# Set problem
Count the lines that include the string "name", and give only that number.
•••••
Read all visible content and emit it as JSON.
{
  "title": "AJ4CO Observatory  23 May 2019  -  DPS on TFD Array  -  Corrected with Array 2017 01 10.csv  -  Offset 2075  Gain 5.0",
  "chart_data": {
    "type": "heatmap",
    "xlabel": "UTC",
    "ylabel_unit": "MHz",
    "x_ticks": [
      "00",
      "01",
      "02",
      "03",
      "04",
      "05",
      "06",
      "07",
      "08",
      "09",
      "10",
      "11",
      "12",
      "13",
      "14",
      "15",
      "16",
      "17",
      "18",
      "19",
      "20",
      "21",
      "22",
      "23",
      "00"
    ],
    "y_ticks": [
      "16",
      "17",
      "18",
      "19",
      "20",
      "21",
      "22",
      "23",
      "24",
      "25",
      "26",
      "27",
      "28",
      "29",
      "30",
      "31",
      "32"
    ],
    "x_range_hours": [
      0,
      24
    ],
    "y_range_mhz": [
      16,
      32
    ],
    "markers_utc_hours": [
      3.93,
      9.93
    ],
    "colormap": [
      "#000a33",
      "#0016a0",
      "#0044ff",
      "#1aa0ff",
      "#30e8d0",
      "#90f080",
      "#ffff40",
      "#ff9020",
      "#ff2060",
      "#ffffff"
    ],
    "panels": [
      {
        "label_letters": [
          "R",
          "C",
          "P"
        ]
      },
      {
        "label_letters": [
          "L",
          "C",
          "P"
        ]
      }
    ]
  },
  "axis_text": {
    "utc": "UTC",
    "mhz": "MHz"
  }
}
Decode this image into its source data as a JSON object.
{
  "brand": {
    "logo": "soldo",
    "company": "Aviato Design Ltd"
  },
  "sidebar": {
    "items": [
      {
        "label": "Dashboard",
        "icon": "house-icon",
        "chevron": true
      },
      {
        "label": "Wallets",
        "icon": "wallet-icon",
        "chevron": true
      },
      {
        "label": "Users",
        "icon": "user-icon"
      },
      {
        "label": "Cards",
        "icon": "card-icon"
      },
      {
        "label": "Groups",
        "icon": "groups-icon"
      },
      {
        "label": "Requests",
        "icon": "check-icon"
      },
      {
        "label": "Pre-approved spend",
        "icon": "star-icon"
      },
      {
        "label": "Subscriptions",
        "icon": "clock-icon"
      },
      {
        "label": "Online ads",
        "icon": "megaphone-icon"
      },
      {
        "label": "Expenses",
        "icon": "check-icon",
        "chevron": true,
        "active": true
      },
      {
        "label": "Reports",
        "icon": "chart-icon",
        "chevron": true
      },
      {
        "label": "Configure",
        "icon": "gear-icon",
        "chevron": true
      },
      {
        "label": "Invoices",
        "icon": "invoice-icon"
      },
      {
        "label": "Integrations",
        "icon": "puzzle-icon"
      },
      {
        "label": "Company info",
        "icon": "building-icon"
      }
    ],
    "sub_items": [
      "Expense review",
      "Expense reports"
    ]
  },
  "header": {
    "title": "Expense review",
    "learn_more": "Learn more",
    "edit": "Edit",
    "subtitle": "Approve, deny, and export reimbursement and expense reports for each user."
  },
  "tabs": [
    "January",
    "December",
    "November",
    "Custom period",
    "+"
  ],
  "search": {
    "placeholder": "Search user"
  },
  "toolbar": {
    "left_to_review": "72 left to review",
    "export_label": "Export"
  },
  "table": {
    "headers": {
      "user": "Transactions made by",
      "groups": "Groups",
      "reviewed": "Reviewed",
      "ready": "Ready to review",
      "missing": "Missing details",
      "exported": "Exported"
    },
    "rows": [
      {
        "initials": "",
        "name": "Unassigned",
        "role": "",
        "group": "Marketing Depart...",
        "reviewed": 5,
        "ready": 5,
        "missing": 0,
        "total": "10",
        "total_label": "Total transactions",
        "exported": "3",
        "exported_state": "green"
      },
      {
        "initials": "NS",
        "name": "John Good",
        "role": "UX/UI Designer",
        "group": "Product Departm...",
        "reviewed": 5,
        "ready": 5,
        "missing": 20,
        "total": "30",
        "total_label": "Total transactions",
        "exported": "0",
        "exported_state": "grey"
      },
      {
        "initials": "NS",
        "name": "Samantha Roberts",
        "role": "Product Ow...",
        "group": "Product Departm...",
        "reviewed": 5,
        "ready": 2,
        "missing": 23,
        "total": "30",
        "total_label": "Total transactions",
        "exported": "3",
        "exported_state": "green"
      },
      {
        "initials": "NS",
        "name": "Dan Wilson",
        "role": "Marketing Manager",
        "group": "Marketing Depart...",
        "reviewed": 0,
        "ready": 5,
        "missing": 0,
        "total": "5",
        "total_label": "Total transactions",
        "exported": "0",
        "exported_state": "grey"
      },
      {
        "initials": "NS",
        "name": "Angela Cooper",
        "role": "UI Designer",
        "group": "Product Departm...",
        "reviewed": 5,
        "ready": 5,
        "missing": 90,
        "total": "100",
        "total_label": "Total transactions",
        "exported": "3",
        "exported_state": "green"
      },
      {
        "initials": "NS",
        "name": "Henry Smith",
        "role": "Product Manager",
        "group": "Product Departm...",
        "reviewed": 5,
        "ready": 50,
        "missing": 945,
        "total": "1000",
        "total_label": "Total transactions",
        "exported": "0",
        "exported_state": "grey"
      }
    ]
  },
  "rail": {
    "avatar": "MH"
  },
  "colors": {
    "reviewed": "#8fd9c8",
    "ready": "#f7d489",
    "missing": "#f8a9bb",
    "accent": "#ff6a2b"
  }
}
•••••
# Output of the task
6